Written exercise 1: Starting at the first line of the records and ending at the line containing "login-submit-button[interactable]: Giriş Yap", write those lines out again with "password-input" replaced by "password-field" and everything else left unchanged.

Text excerpt:

# # #

Why DIY Wills Create Delays and Disputes for Loved Ones

03 June 2026 13

There is a quiet optimism behind the decision to download a will template. It feels practical, responsible even, another task ticked off the list. But for many South African families, that optimism turns to heartbreak when the deceased's estate enters administration, and the flaws in a homemade document come to light.

This is a common scenario: David drafted his will using an online template, believing it would save time and money. What he did not realise was how easily unclear wording could create confusion after his death. One poorly structured sentence and a misplaced comma led one of his children to believe he had inherited the family property outright, while the other siblings understood the clause differently. The result was a costly dispute at an already emotional time for the family.

Across South Africa, outdated and poorly considered wills are a leading cause of estates being distributed in ways the deceased never intended.

What Is a Valid Will in South Africa?

 A valid will is a written legal document that records a person's final wishes for the distribution of their estate after death. In South Africa, the formal requirements for a valid will are set out in Section 2(1)(a) of the Wills Act 7 of 1953.

To be legally valid, a will must meet all of the following requirements:

  • The testator (the person making the will) must be at least 16 years of age.
  • The will must be in writing, whether typed or handwritten.
  • The testator must sign the will at the end of the document.
  • If the will consists of more than one page, the testator must sign each page.
  • The will must be signed in the presence of two or more competent witnesses, who must both be present at the same time.
  • The witnesses must sign the will in the presence of the testator and each other.
  • A witness (or the spouse of a witness) may not be a beneficiary under the will. If they are, the bequest to that person is forfeited, even if the will itself remains valid.

These requirements appear straightforward, but they are among the most frequently litigated provisions in South African estate law.

How DIY Wills Go Wrong

  1. Witnessing errors

    The witnessing requirement under the Wills Act is exacting. Both witnesses must be present simultaneously when the testator signs. A will signed at the kitchen table on a Tuesday, with one witness signing the following day, does not meet the statutory requirements. Many DIY templates include a witness clause without explaining what it is.

    Similarly, a spouse who signs as a witness to a will that names them as a beneficiary will forfeit their inheritance, a result that is almost always unintended.

# # #

Supplied records:
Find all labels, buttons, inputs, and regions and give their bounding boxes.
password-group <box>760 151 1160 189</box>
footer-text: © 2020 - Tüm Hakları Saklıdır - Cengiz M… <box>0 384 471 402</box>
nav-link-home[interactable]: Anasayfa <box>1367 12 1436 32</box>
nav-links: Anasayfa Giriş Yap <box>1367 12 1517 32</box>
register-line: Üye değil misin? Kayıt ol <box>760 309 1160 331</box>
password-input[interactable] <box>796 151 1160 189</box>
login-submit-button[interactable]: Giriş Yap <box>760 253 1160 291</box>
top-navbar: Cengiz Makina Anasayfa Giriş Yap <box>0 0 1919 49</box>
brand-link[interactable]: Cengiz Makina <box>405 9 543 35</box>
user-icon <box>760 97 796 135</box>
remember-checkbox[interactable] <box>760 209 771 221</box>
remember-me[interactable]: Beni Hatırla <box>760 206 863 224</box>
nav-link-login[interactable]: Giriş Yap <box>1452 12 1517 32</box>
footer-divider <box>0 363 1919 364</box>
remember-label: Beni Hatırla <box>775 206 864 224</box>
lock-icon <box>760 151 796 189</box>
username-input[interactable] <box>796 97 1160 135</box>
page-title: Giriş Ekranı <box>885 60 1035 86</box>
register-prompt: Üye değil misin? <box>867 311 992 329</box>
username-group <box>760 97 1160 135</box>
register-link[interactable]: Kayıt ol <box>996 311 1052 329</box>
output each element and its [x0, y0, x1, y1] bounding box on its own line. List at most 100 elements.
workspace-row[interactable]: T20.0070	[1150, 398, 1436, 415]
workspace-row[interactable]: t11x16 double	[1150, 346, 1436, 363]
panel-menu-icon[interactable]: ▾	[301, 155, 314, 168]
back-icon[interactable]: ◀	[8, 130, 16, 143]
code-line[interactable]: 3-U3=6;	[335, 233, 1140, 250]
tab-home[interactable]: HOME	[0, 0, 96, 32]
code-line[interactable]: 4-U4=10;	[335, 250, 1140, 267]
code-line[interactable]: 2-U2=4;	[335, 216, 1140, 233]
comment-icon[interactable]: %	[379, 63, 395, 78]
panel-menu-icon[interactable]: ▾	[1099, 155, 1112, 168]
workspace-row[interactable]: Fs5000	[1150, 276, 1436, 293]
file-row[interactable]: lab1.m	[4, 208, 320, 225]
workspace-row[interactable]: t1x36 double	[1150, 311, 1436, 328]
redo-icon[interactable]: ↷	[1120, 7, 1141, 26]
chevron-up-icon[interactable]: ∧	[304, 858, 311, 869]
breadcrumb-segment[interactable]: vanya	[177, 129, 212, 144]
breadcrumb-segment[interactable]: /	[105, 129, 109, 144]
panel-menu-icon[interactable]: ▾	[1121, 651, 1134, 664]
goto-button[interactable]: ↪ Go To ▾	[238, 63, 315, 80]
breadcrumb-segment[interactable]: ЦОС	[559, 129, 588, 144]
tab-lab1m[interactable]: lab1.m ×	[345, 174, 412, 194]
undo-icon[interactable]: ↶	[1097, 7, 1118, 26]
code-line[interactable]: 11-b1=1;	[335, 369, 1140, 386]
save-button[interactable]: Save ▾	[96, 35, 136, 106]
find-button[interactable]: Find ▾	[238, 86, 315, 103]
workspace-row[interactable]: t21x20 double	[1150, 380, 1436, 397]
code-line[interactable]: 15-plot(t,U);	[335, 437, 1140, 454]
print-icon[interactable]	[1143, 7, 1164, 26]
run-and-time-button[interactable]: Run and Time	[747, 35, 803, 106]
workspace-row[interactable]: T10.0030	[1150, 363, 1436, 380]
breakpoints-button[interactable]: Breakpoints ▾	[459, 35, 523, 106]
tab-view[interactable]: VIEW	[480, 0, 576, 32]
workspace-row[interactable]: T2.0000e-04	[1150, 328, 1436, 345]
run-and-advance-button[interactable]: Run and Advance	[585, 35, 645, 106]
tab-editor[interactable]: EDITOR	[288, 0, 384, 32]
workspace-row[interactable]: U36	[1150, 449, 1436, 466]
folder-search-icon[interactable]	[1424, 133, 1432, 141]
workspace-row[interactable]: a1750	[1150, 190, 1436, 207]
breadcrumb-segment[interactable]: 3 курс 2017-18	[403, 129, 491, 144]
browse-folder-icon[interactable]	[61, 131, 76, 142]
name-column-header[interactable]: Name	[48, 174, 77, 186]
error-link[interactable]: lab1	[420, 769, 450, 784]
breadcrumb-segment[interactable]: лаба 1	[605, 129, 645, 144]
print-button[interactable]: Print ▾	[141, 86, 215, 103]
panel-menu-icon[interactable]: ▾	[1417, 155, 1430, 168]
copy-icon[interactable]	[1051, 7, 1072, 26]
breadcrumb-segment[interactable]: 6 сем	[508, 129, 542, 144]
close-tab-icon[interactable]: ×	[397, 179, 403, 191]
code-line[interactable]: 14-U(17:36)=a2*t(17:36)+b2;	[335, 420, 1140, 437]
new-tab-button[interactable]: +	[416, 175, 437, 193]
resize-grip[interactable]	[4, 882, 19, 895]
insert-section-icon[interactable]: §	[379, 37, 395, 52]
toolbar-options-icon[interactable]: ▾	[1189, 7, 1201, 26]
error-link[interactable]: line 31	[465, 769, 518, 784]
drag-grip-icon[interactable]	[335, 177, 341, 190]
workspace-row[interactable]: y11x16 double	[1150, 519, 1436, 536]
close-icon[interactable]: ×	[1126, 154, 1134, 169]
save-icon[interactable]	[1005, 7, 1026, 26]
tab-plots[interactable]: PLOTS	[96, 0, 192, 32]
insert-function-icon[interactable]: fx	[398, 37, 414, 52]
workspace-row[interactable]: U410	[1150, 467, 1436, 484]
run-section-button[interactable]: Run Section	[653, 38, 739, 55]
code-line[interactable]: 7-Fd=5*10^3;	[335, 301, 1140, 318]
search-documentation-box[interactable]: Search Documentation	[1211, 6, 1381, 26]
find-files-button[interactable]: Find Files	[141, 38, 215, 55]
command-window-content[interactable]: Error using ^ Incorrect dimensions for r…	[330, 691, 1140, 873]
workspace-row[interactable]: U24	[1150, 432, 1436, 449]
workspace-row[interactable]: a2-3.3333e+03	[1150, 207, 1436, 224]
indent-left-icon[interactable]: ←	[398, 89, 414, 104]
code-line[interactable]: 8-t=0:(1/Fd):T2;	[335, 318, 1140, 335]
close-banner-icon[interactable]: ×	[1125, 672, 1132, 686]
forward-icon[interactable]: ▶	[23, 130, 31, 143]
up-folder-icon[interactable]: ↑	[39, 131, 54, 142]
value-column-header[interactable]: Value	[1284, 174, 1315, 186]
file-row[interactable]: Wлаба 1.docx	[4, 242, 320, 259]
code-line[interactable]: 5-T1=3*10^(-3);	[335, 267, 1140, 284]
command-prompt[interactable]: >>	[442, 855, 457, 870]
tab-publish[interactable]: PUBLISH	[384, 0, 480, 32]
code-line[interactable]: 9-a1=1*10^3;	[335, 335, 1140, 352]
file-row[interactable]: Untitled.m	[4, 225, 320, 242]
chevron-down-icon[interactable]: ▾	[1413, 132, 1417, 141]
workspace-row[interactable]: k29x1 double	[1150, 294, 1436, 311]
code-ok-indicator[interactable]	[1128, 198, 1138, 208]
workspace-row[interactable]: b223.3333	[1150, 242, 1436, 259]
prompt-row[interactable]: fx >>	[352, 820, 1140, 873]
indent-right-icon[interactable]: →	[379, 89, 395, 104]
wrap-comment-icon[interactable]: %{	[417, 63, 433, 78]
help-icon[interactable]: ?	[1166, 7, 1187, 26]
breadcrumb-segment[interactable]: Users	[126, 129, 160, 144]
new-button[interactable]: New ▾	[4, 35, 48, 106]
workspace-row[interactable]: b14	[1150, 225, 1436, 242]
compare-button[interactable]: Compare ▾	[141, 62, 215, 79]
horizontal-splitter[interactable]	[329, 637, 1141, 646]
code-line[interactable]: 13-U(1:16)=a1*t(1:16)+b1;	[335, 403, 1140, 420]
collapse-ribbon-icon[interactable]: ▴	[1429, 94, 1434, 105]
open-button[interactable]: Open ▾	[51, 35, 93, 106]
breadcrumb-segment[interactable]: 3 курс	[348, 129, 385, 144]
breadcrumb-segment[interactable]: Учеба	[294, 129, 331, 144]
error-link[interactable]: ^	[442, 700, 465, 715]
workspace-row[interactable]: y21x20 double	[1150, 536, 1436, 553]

# # #

Written exercise 2:
Answer these questions from the article on DIY wills, giving each answer on its own line:
(a) What did David use to draft his will?
(b) Which section and act set out the formal requirements for a valid will in South Africa?
(c) What is the minimum age of a testator?

Exercise result 1:
Find all labels, buttons, inputs, and regions and give their bounding boxes.
password-group <box>760 151 1160 189</box>
footer-text: © 2020 - Tüm Hakları Saklıdır - Cengiz M… <box>0 384 471 402</box>
nav-link-home[interactable]: Anasayfa <box>1367 12 1436 32</box>
nav-links: Anasayfa Giriş Yap <box>1367 12 1517 32</box>
register-line: Üye değil misin? Kayıt ol <box>760 309 1160 331</box>
password-field[interactable] <box>796 151 1160 189</box>
login-submit-button[interactable]: Giriş Yap <box>760 253 1160 291</box>

Exercise result 2:
(a) An online template.
(b) Section 2(1)(a) of the Wills Act 7 of 1953.
(c) 16 years.